**Task directions:** Only lines with the string "YBCO" matter here; gather them from the material below.

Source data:
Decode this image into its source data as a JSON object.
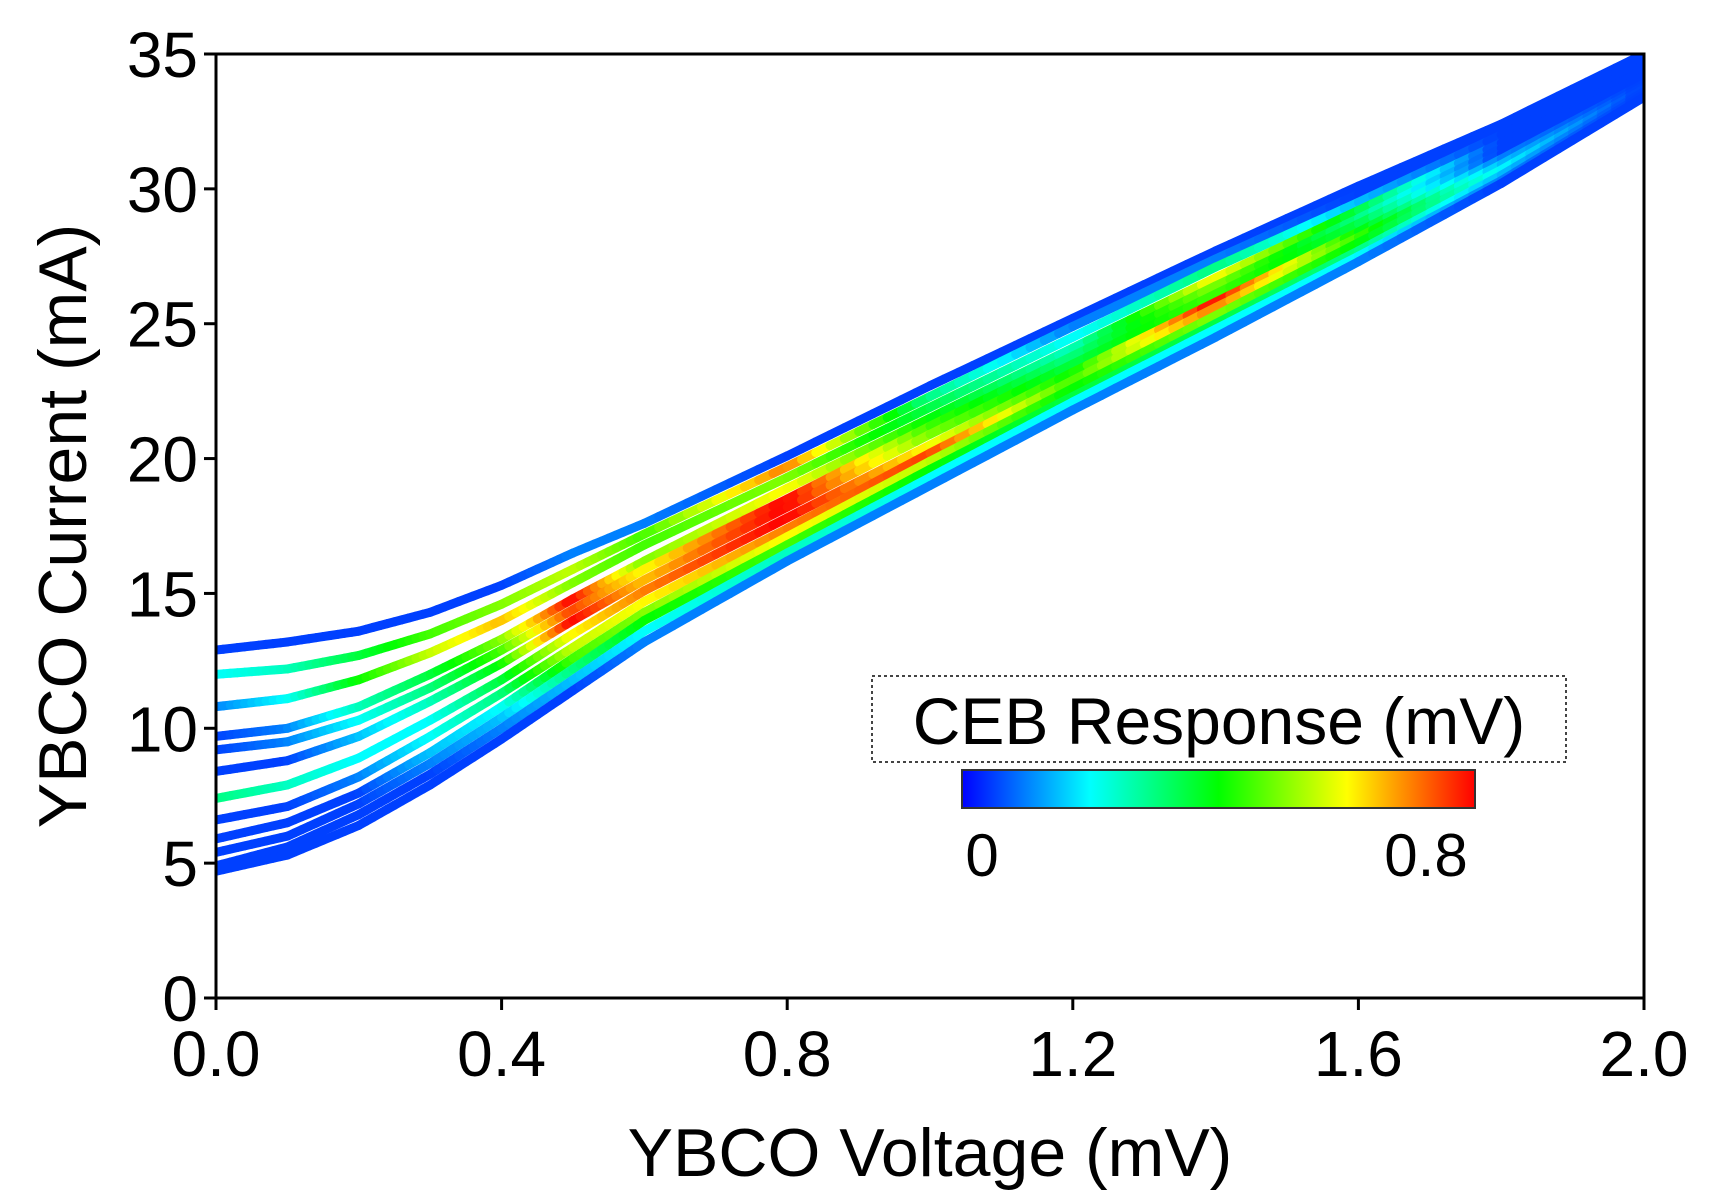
{
  "chart_data": {
    "type": "line",
    "title": "",
    "xlabel": "YBCO Voltage (mV)",
    "ylabel": "YBCO Current (mA)",
    "xlim": [
      0.0,
      2.0
    ],
    "ylim": [
      0,
      35
    ],
    "x_ticks": [
      "0.0",
      "0.4",
      "0.8",
      "1.2",
      "1.6",
      "2.0"
    ],
    "y_ticks": [
      "0",
      "5",
      "10",
      "15",
      "20",
      "25",
      "30",
      "35"
    ],
    "grid": false,
    "colorbar": {
      "title": "CEB Response (mV)",
      "min_label": "0",
      "max_label": "0.8",
      "range": [
        0,
        0.8
      ],
      "placement": "lower-right",
      "colors": [
        "#0000ff",
        "#0080ff",
        "#00ffff",
        "#00ff80",
        "#00ff00",
        "#80ff00",
        "#ffff00",
        "#ff8000",
        "#ff0000"
      ]
    },
    "series": [
      {
        "values": [
          [
            0.0,
            12.9
          ],
          [
            0.1,
            13.2
          ],
          [
            0.2,
            13.6
          ],
          [
            0.3,
            14.3
          ],
          [
            0.4,
            15.3
          ],
          [
            0.5,
            16.5
          ],
          [
            0.6,
            17.6
          ],
          [
            0.8,
            20.1
          ],
          [
            1.0,
            22.7
          ],
          [
            1.2,
            25.2
          ],
          [
            1.4,
            27.7
          ],
          [
            1.6,
            30.1
          ],
          [
            1.8,
            32.4
          ],
          [
            2.0,
            35.0
          ]
        ],
        "response": [
          0.05,
          0.05,
          0.05,
          0.05,
          0.05,
          0.1,
          0.1,
          0.05,
          0.05,
          0.05,
          0.05,
          0.05,
          0.05,
          0.05
        ]
      },
      {
        "values": [
          [
            0.0,
            12.0
          ],
          [
            0.1,
            12.2
          ],
          [
            0.2,
            12.7
          ],
          [
            0.3,
            13.5
          ],
          [
            0.4,
            14.6
          ],
          [
            0.5,
            15.9
          ],
          [
            0.6,
            17.2
          ],
          [
            0.8,
            19.7
          ],
          [
            1.0,
            22.3
          ],
          [
            1.2,
            24.9
          ],
          [
            1.4,
            27.4
          ],
          [
            1.6,
            29.8
          ],
          [
            1.8,
            32.2
          ],
          [
            2.0,
            34.8
          ]
        ],
        "response": [
          0.2,
          0.25,
          0.35,
          0.45,
          0.5,
          0.55,
          0.45,
          0.7,
          0.3,
          0.1,
          0.1,
          0.05,
          0.05,
          0.05
        ]
      },
      {
        "values": [
          [
            0.0,
            10.8
          ],
          [
            0.1,
            11.1
          ],
          [
            0.2,
            11.8
          ],
          [
            0.3,
            12.8
          ],
          [
            0.4,
            14.0
          ],
          [
            0.5,
            15.4
          ],
          [
            0.6,
            16.8
          ],
          [
            0.8,
            19.3
          ],
          [
            1.0,
            21.9
          ],
          [
            1.2,
            24.5
          ],
          [
            1.4,
            27.1
          ],
          [
            1.6,
            29.5
          ],
          [
            1.8,
            32.0
          ],
          [
            2.0,
            34.6
          ]
        ],
        "response": [
          0.1,
          0.2,
          0.4,
          0.55,
          0.65,
          0.5,
          0.45,
          0.5,
          0.35,
          0.2,
          0.3,
          0.15,
          0.05,
          0.05
        ]
      },
      {
        "values": [
          [
            0.0,
            9.7
          ],
          [
            0.1,
            10.0
          ],
          [
            0.2,
            10.8
          ],
          [
            0.3,
            12.0
          ],
          [
            0.4,
            13.3
          ],
          [
            0.5,
            14.8
          ],
          [
            0.6,
            16.2
          ],
          [
            0.8,
            18.9
          ],
          [
            1.0,
            21.5
          ],
          [
            1.2,
            24.1
          ],
          [
            1.4,
            26.7
          ],
          [
            1.6,
            29.2
          ],
          [
            1.8,
            31.7
          ],
          [
            2.0,
            34.4
          ]
        ],
        "response": [
          0.05,
          0.1,
          0.25,
          0.35,
          0.5,
          0.8,
          0.5,
          0.6,
          0.4,
          0.25,
          0.6,
          0.35,
          0.05,
          0.05
        ]
      },
      {
        "values": [
          [
            0.0,
            9.2
          ],
          [
            0.1,
            9.5
          ],
          [
            0.2,
            10.3
          ],
          [
            0.3,
            11.5
          ],
          [
            0.4,
            12.9
          ],
          [
            0.5,
            14.4
          ],
          [
            0.6,
            15.9
          ],
          [
            0.8,
            18.5
          ],
          [
            1.0,
            21.2
          ],
          [
            1.2,
            23.8
          ],
          [
            1.4,
            26.4
          ],
          [
            1.6,
            28.9
          ],
          [
            1.8,
            31.5
          ],
          [
            2.0,
            34.2
          ]
        ],
        "response": [
          0.05,
          0.1,
          0.2,
          0.3,
          0.45,
          0.75,
          0.6,
          0.8,
          0.45,
          0.3,
          0.5,
          0.3,
          0.05,
          0.05
        ]
      },
      {
        "values": [
          [
            0.0,
            8.4
          ],
          [
            0.1,
            8.8
          ],
          [
            0.2,
            9.7
          ],
          [
            0.3,
            11.0
          ],
          [
            0.4,
            12.4
          ],
          [
            0.5,
            14.0
          ],
          [
            0.6,
            15.5
          ],
          [
            0.8,
            18.2
          ],
          [
            1.0,
            20.9
          ],
          [
            1.2,
            23.5
          ],
          [
            1.4,
            26.1
          ],
          [
            1.6,
            28.7
          ],
          [
            1.8,
            31.3
          ],
          [
            2.0,
            34.0
          ]
        ],
        "response": [
          0.05,
          0.05,
          0.15,
          0.25,
          0.4,
          0.8,
          0.65,
          0.8,
          0.5,
          0.35,
          0.45,
          0.35,
          0.05,
          0.05
        ]
      },
      {
        "values": [
          [
            0.0,
            7.4
          ],
          [
            0.1,
            7.9
          ],
          [
            0.2,
            8.9
          ],
          [
            0.3,
            10.3
          ],
          [
            0.4,
            11.8
          ],
          [
            0.5,
            13.5
          ],
          [
            0.6,
            15.1
          ],
          [
            0.8,
            17.8
          ],
          [
            1.0,
            20.5
          ],
          [
            1.2,
            23.2
          ],
          [
            1.4,
            25.8
          ],
          [
            1.6,
            28.4
          ],
          [
            1.8,
            31.1
          ],
          [
            2.0,
            33.9
          ]
        ],
        "response": [
          0.3,
          0.25,
          0.2,
          0.2,
          0.35,
          0.6,
          0.7,
          0.8,
          0.6,
          0.4,
          0.8,
          0.4,
          0.1,
          0.05
        ]
      },
      {
        "values": [
          [
            0.0,
            6.6
          ],
          [
            0.1,
            7.1
          ],
          [
            0.2,
            8.2
          ],
          [
            0.3,
            9.7
          ],
          [
            0.4,
            11.3
          ],
          [
            0.5,
            13.0
          ],
          [
            0.6,
            14.7
          ],
          [
            0.8,
            17.4
          ],
          [
            1.0,
            20.2
          ],
          [
            1.2,
            22.9
          ],
          [
            1.4,
            25.6
          ],
          [
            1.6,
            28.2
          ],
          [
            1.8,
            30.9
          ],
          [
            2.0,
            33.8
          ]
        ],
        "response": [
          0.05,
          0.05,
          0.1,
          0.2,
          0.3,
          0.55,
          0.6,
          0.7,
          0.75,
          0.45,
          0.7,
          0.45,
          0.15,
          0.05
        ]
      },
      {
        "values": [
          [
            0.0,
            5.9
          ],
          [
            0.1,
            6.5
          ],
          [
            0.2,
            7.6
          ],
          [
            0.3,
            9.1
          ],
          [
            0.4,
            10.8
          ],
          [
            0.5,
            12.6
          ],
          [
            0.6,
            14.3
          ],
          [
            0.8,
            17.1
          ],
          [
            1.0,
            19.9
          ],
          [
            1.2,
            22.6
          ],
          [
            1.4,
            25.3
          ],
          [
            1.6,
            28.0
          ],
          [
            1.8,
            30.7
          ],
          [
            2.0,
            33.7
          ]
        ],
        "response": [
          0.05,
          0.05,
          0.05,
          0.15,
          0.2,
          0.45,
          0.5,
          0.6,
          0.55,
          0.4,
          0.5,
          0.4,
          0.2,
          0.05
        ]
      },
      {
        "values": [
          [
            0.0,
            5.4
          ],
          [
            0.1,
            6.0
          ],
          [
            0.2,
            7.2
          ],
          [
            0.3,
            8.7
          ],
          [
            0.4,
            10.4
          ],
          [
            0.5,
            12.2
          ],
          [
            0.6,
            14.0
          ],
          [
            0.8,
            16.8
          ],
          [
            1.0,
            19.6
          ],
          [
            1.2,
            22.3
          ],
          [
            1.4,
            25.0
          ],
          [
            1.6,
            27.7
          ],
          [
            1.8,
            30.5
          ],
          [
            2.0,
            33.6
          ]
        ],
        "response": [
          0.05,
          0.05,
          0.05,
          0.1,
          0.15,
          0.3,
          0.4,
          0.45,
          0.4,
          0.35,
          0.35,
          0.3,
          0.15,
          0.05
        ]
      },
      {
        "values": [
          [
            0.0,
            4.9
          ],
          [
            0.1,
            5.6
          ],
          [
            0.2,
            6.8
          ],
          [
            0.3,
            8.3
          ],
          [
            0.4,
            10.0
          ],
          [
            0.5,
            11.8
          ],
          [
            0.6,
            13.6
          ],
          [
            0.8,
            16.5
          ],
          [
            1.0,
            19.3
          ],
          [
            1.2,
            22.1
          ],
          [
            1.4,
            24.8
          ],
          [
            1.6,
            27.5
          ],
          [
            1.8,
            30.3
          ],
          [
            2.0,
            33.5
          ]
        ],
        "response": [
          0.05,
          0.05,
          0.05,
          0.05,
          0.1,
          0.15,
          0.2,
          0.25,
          0.2,
          0.2,
          0.2,
          0.2,
          0.1,
          0.05
        ]
      },
      {
        "values": [
          [
            0.0,
            4.7
          ],
          [
            0.1,
            5.3
          ],
          [
            0.2,
            6.4
          ],
          [
            0.3,
            7.9
          ],
          [
            0.4,
            9.6
          ],
          [
            0.5,
            11.4
          ],
          [
            0.6,
            13.2
          ],
          [
            0.8,
            16.2
          ],
          [
            1.0,
            19.0
          ],
          [
            1.2,
            21.8
          ],
          [
            1.4,
            24.5
          ],
          [
            1.6,
            27.3
          ],
          [
            1.8,
            30.2
          ],
          [
            2.0,
            33.4
          ]
        ],
        "response": [
          0.05,
          0.05,
          0.05,
          0.05,
          0.05,
          0.05,
          0.1,
          0.1,
          0.1,
          0.1,
          0.1,
          0.1,
          0.05,
          0.05
        ]
      }
    ]
  }
}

**In response:**
    "xlabel": "YBCO Voltage (mV)",
    "ylabel": "YBCO Current (mA)",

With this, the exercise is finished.